*Set task*: Reproduce all of the records exactly.
— start of The input —
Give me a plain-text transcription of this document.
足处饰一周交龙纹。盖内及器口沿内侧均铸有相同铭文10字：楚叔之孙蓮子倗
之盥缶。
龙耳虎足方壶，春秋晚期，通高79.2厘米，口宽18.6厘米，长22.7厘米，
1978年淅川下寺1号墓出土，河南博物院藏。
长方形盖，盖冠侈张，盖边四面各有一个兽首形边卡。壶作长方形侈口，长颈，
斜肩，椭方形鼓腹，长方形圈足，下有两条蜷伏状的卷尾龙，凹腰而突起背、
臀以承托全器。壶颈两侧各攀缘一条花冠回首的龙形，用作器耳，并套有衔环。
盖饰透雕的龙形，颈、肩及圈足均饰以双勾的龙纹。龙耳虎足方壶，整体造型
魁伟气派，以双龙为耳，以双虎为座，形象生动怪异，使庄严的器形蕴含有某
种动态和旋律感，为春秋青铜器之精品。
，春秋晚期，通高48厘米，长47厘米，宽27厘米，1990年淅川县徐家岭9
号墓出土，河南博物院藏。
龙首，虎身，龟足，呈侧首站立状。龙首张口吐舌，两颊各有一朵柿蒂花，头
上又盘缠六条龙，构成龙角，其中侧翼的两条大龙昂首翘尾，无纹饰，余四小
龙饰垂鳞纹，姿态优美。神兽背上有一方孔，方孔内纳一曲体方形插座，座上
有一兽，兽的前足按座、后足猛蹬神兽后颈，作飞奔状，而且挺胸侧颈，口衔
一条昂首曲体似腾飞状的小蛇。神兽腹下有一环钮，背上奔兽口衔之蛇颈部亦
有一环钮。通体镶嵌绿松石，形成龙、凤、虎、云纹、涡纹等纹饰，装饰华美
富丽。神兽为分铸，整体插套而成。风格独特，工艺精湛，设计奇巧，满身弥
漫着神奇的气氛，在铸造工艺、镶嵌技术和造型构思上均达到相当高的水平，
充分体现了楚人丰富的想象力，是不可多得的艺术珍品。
— end of The input —
*Correct output*:
Give me a plain-text transcription of this document.
足处饰一周交龙纹。盖内及器口沿内侧均铸有相同铭文10字：楚叔之孙蓮子倗
之盥缶。
龙耳虎足方壶，春秋晚期，通高79.2厘米，口宽18.6厘米，长22.7厘米，
1978年淅川下寺1号墓出土，河南博物院藏。
长方形盖，盖冠侈张，盖边四面各有一个兽首形边卡。壶作长方形侈口，长颈，
斜肩，椭方形鼓腹，长方形圈足，下有两条蜷伏状的卷尾龙，凹腰而突起背、
臀以承托全器。壶颈两侧各攀缘一条花冠回首的龙形，用作器耳，并套有衔环。
盖饰透雕的龙形，颈、肩及圈足均饰以双勾的龙纹。龙耳虎足方壶，整体造型
魁伟气派，以双龙为耳，以双虎为座，形象生动怪异，使庄严的器形蕴含有某
种动态和旋律感，为春秋青铜器之精品。
，春秋晚期，通高48厘米，长47厘米，宽27厘米，1990年淅川县徐家岭9
号墓出土，河南博物院藏。
龙首，虎身，龟足，呈侧首站立状。龙首张口吐舌，两颊各有一朵柿蒂花，头
上又盘缠六条龙，构成龙角，其中侧翼的两条大龙昂首翘尾，无纹饰，余四小
龙饰垂鳞纹，姿态优美。神兽背上有一方孔，方孔内纳一曲体方形插座，座上
有一兽，兽的前足按座、后足猛蹬神兽后颈，作飞奔状，而且挺胸侧颈，口衔
一条昂首曲体似腾飞状的小蛇。神兽腹下有一环钮，背上奔兽口衔之蛇颈部亦
有一环钮。通体镶嵌绿松石，形成龙、凤、虎、云纹、涡纹等纹饰，装饰华美
富丽。神兽为分铸，整体插套而成。风格独特，工艺精湛，设计奇巧，满身弥
漫着神奇的气氛，在铸造工艺、镶嵌技术和造型构思上均达到相当高的水平，
充分体现了楚人丰富的想象力，是不可多得的艺术珍品。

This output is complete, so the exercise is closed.